ACTIONS DEMANDÉES:
1) Recopiez le passage de l'extrait compris entre « Autre signe de » et « professionnels responsables ? », inclus, en remplaçant « ouvreurs » par « traceurs ».
2) D'après l'extrait, qu'a présenté le CWA pour les moniteurs et les ouvreurs ?
3) Résumez l'extrait en deux phrases.

EXTRAIT CITÉ:
La croissance fait du bloc
Mais le vrai crux du sommet, c’était surtout l’économie. Lors d’une session où les participants auraient volontiers troqué leur magnésie pour du Xanax, l’économiste Dr. Matt Roberts a résumé la situation pour Climbing Business Journal avec une lucidité implacable : « Pour la première fois, l'industrie faiblit ». Traduction : finie l’époque bénie des croissances à deux chiffres et des business plans écrits sur un coin de nappe. Entre inflation galopante, hausse des coûts et incertitudes politiques, le secteur découvre les joies du management rigoureux.
On est ainsi passé d’un enthousiasme quasi messianique - « L’escalade pour tous, partout ! » - à une gestion précautionneuse des coûts. Le mantra du jour : « moins ouvrir pour mieux gérer ». Pourtant, comme tout adolescent confronté à sa première désillusion, l'industrie reste optimiste, presque par principe. « On revient aux fondamentaux : mieux gérer, contrôler les coûts. Pas de panique », rassure Garnet Moore, directeur exécutif de CWA, toujours pour Climbing Business Journal, jouant le rôle du psy rassurant face aux angoisses existentielles du secteur.
Professionnalisation : fini les amateurs ?
Autre signe de cette entrée dans l’âge adulte : la professionnalisation accélérée du métier. Le CWA présentait ainsi une série de nouvelles certifications officielles pour moniteurs et ouvreurs, histoire de dire adieu aux improvisations d'autrefois. La traditionnelle table ronde des ouvreurs, connue pour ses empoignades homériques et ses coups de gueule mémorables, s’est cette année étrangement civilisée. Le débat est devenu technique, mature, presque ennuyeux. On a parlé assurances, mutualisation des ressources et formation continue. À croire que les ouvreurs, eux aussi, sont passés à autre chose. Finis les punks de la grimpe, place aux professionnels responsables ?
« La bière gratuite ne suffit plus à attirer les grimpeurs. Alors, quel est le nouveau "free beer" ? » Jeffery Bowling, directeur créatif chez Touchstone Climbing.

EXTRAITS DE DONNÉES:
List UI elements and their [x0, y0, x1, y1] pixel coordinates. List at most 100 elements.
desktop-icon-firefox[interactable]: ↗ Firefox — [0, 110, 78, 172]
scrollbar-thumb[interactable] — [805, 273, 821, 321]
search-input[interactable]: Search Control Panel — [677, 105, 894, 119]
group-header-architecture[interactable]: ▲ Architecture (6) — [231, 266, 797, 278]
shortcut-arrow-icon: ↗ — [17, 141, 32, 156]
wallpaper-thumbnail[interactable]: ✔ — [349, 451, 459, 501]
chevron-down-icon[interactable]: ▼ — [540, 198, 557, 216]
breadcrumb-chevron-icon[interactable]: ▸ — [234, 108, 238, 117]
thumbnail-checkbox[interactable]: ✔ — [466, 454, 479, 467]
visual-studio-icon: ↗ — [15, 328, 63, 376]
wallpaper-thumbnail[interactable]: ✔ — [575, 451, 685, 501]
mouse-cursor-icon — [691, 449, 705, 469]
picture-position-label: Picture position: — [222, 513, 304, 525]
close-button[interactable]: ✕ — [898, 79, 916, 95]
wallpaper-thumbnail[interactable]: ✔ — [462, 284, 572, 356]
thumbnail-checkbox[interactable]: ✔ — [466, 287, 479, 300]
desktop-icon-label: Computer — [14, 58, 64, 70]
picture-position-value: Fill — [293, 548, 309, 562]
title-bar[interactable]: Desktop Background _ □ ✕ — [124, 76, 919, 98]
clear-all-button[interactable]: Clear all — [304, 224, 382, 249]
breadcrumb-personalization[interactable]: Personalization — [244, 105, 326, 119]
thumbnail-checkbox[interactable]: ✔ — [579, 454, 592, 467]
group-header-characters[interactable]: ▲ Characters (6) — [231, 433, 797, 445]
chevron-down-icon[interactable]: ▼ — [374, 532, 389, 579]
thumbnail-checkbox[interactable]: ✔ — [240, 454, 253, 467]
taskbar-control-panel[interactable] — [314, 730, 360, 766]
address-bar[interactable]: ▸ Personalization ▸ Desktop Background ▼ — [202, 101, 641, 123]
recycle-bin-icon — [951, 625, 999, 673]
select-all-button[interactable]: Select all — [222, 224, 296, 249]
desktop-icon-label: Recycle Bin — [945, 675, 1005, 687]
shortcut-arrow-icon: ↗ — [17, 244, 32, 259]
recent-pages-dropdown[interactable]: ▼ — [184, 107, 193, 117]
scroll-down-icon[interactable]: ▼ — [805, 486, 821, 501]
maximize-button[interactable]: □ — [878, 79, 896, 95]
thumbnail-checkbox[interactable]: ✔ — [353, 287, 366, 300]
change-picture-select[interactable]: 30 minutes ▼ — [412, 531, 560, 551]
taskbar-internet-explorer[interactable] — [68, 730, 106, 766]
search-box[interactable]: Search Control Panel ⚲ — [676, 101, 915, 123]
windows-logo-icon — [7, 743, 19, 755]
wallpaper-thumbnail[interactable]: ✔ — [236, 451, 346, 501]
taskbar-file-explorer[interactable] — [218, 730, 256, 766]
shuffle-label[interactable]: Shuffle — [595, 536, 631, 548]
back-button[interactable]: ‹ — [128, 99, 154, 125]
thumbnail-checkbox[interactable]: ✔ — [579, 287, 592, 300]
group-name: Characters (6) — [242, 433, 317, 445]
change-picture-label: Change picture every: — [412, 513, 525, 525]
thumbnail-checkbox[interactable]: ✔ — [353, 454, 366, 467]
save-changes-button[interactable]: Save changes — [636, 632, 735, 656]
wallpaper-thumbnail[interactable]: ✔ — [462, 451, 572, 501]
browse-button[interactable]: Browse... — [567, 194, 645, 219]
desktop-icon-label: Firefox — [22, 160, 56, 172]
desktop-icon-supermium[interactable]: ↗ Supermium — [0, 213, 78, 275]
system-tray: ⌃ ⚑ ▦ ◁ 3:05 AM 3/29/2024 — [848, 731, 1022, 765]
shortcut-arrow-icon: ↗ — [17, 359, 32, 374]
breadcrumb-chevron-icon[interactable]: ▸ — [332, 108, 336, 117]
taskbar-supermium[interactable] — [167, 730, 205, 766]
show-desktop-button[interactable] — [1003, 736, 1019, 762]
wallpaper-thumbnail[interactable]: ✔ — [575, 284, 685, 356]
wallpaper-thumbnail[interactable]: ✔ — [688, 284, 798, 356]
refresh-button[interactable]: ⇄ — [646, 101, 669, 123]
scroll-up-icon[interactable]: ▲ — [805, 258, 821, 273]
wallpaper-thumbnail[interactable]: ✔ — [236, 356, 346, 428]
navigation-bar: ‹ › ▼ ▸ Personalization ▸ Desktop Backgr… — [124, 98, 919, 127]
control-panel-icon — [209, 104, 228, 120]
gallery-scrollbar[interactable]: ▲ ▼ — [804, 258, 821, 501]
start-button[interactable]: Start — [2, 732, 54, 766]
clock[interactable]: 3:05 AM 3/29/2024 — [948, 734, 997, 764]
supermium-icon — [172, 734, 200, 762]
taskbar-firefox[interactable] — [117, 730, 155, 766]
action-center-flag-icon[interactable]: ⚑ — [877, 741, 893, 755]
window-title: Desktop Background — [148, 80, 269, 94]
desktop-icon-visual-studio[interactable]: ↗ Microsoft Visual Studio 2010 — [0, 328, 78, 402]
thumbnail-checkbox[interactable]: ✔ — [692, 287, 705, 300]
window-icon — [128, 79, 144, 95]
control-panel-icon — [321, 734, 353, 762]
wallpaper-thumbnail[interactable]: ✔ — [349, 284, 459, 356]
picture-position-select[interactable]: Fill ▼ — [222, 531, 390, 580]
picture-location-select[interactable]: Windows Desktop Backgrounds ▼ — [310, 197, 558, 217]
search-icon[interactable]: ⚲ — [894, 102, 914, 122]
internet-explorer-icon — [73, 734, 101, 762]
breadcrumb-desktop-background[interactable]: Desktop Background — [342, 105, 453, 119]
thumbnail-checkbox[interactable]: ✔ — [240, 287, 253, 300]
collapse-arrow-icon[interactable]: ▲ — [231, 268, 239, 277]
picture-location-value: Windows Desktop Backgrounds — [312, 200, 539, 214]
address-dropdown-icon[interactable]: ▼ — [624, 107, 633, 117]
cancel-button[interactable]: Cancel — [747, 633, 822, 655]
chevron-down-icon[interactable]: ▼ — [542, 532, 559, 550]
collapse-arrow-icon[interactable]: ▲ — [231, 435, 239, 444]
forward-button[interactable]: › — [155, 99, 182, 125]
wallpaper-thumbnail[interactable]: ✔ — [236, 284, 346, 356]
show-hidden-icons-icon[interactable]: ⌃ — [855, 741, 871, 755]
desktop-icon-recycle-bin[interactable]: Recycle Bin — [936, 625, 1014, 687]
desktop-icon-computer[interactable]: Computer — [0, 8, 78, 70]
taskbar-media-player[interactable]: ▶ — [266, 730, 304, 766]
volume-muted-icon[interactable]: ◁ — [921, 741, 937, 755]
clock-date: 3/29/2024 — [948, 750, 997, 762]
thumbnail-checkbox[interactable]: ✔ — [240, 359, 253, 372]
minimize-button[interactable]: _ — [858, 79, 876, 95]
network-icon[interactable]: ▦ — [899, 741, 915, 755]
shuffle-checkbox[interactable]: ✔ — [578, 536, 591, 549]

RÉPONSES PAR TÂCHE:
1)
Autre signe de cette entrée dans l’âge adulte : la professionnalisation accélérée du métier. Le CWA présentait ainsi une série de nouvelles certifications officielles pour moniteurs et traceurs, histoire de dire adieu aux improvisations d'autrefois. La traditionnelle table ronde des traceurs, connue pour ses empoignades homériques et ses coups de gueule mémorables, s’est cette année étrangement civilisée. Le débat est devenu technique, mature, presque ennuyeux. On a parlé assurances, mutualisation des ressources et formation continue. À croire que les traceurs, eux aussi, sont passés à autre chose. Finis les punks de la grimpe, place aux professionnels responsables ?

2) Une série de nouvelles certifications officielles.

3) Pour la première fois, l'industrie faiblit : face à l'inflation, à la hausse des coûts et aux incertitudes politiques, elle passe de l'enthousiasme à une gestion prudente des coûts, tout en restant optimiste. Elle se professionnalise aussi, avec de nouvelles certifications pour moniteurs et ouvreurs et une table ronde des ouvreurs devenue technique et mature.